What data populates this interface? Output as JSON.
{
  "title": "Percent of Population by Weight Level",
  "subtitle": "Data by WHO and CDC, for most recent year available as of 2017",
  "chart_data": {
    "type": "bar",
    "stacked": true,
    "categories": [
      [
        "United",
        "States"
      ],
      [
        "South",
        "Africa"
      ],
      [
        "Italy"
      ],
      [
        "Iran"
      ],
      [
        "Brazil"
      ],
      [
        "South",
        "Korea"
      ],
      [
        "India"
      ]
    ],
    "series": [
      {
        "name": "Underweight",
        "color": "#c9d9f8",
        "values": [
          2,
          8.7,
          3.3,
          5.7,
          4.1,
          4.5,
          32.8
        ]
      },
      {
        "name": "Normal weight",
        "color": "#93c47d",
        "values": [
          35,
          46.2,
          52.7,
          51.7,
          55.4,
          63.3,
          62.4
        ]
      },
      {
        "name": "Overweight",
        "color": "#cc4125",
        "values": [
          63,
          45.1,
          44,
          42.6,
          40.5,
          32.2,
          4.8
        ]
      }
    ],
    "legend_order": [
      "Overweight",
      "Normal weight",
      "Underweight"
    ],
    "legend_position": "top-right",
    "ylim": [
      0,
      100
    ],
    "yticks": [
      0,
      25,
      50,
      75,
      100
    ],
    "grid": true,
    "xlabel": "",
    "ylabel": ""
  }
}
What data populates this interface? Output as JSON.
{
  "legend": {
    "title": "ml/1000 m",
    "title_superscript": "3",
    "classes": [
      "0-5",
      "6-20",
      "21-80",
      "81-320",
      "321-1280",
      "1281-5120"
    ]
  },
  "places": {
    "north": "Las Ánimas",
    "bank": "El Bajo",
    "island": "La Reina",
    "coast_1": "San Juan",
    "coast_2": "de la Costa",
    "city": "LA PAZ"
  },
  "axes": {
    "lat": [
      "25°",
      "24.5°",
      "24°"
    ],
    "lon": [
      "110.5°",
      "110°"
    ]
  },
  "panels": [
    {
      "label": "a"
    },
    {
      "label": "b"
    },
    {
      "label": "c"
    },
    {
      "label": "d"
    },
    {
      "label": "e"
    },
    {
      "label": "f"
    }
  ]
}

_____

Given request:
Reproduce all data above, unchanged.

Task response:
What data populates this interface? Output as JSON.
{
  "title": "Percent of Population by Weight Level",
  "subtitle": "Data by WHO and CDC, for most recent year available as of 2017",
  "chart_data": {
    "type": "bar",
    "stacked": true,
    "categories": [
      [
        "United",
        "States"
      ],
      [
        "South",
        "Africa"
      ],
      [
        "Italy"
      ],
      [
        "Iran"
      ],
      [
        "Brazil"
      ],
      [
        "South",
        "Korea"
      ],
      [
        "India"
      ]
    ],
    "series": [
      {
        "name": "Underweight",
        "color": "#c9d9f8",
        "values": [
          2,
          8.7,
          3.3,
          5.7,
          4.1,
          4.5,
          32.8
        ]
      },
      {
        "name": "Normal weight",
        "color": "#93c47d",
        "values": [
          35,
          46.2,
          52.7,
          51.7,
          55.4,
          63.3,
          62.4
        ]
      },
      {
        "name": "Overweight",
        "color": "#cc4125",
        "values": [
          63,
          45.1,
          44,
          42.6,
          40.5,
          32.2,
          4.8
        ]
      }
    ],
    "legend_order": [
      "Overweight",
      "Normal weight",
      "Underweight"
    ],
    "legend_position": "top-right",
    "ylim": [
      0,
      100
    ],
    "yticks": [
      0,
      25,
      50,
      75,
      100
    ],
    "grid": true,
    "xlabel": "",
    "ylabel": ""
  }
}
What data populates this interface? Output as JSON.
{
  "legend": {
    "title": "ml/1000 m",
    "title_superscript": "3",
    "classes": [
      "0-5",
      "6-20",
      "21-80",
      "81-320",
      "321-1280",
      "1281-5120"
    ]
  },
  "places": {
    "north": "Las Ánimas",
    "bank": "El Bajo",
    "island": "La Reina",
    "coast_1": "San Juan",
    "coast_2": "de la Costa",
    "city": "LA PAZ"
  },
  "axes": {
    "lat": [
      "25°",
      "24.5°",
      "24°"
    ],
    "lon": [
      "110.5°",
      "110°"
    ]
  },
  "panels": [
    {
      "label": "a"
    },
    {
      "label": "b"
    },
    {
      "label": "c"
    },
    {
      "label": "d"
    },
    {
      "label": "e"
    },
    {
      "label": "f"
    }
  ]
}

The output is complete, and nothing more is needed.